Give only the number of lines in the records that include the string "адиабатического".

Dataset excerpt:
###

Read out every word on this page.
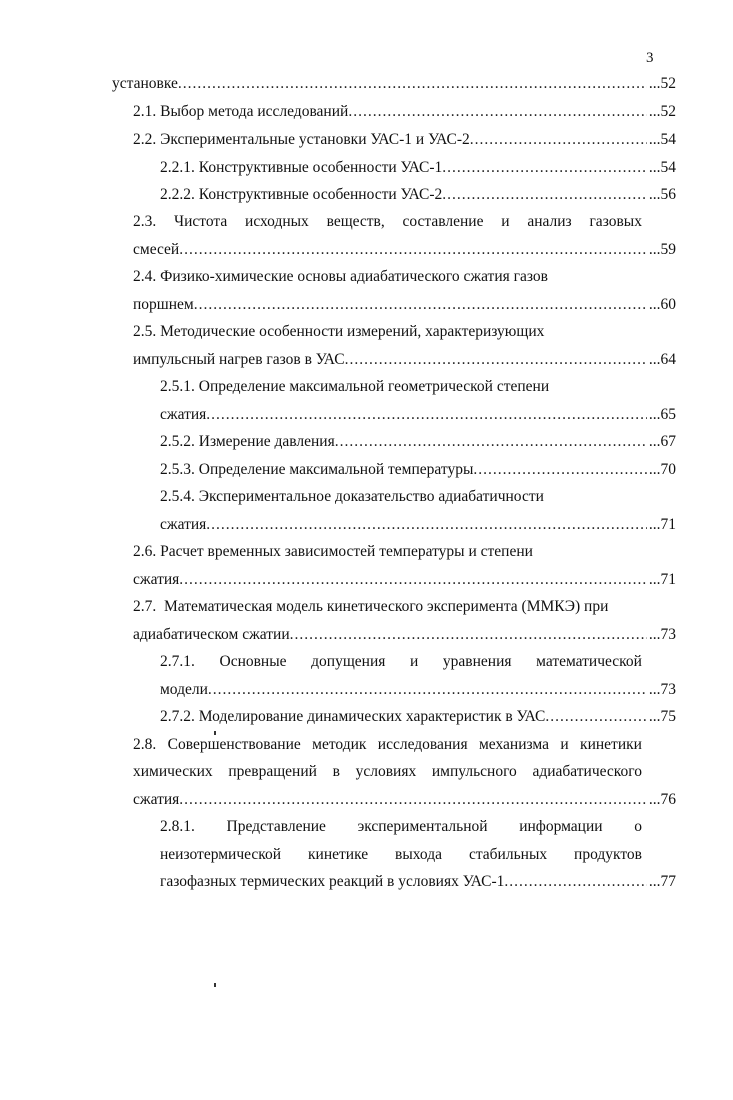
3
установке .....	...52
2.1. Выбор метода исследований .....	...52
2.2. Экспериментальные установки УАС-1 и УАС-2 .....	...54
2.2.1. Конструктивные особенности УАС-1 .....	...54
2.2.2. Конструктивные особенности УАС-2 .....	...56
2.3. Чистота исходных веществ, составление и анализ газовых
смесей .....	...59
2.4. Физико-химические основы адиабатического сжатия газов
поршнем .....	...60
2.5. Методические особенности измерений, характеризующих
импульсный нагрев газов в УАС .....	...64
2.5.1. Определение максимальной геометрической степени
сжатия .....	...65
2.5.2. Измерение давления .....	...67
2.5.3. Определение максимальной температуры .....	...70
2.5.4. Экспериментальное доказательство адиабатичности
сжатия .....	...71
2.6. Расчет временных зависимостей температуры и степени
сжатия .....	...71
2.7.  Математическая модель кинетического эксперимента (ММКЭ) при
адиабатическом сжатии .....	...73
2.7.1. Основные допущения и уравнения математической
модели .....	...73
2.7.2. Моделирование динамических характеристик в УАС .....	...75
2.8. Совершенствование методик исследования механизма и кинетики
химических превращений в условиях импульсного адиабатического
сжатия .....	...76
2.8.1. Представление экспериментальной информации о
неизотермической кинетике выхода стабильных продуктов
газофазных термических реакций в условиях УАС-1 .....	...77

###

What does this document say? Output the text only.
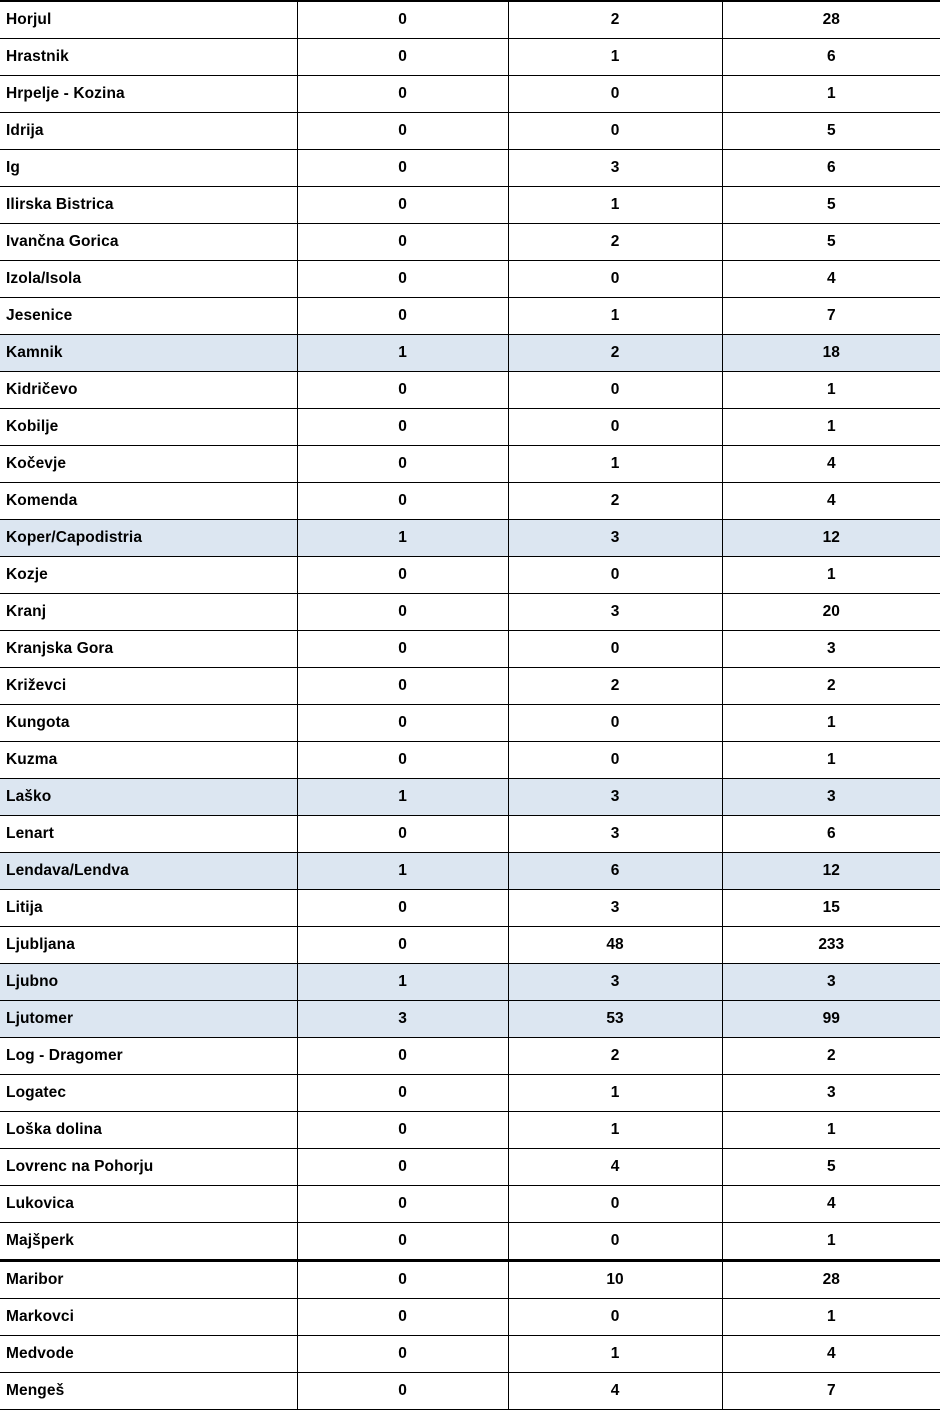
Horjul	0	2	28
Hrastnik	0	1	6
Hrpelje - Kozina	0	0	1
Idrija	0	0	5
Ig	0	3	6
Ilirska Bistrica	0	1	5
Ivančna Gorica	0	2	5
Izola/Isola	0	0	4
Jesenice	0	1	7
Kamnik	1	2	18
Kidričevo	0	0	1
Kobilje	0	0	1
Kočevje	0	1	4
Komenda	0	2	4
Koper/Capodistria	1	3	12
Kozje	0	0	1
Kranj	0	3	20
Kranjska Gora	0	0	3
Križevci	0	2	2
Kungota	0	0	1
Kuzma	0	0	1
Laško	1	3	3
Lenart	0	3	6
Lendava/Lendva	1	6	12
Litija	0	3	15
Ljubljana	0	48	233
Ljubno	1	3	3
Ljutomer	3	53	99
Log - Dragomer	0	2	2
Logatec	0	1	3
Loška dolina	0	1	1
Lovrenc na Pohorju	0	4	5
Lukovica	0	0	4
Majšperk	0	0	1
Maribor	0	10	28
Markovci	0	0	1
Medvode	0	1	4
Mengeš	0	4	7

###

# Task solution
2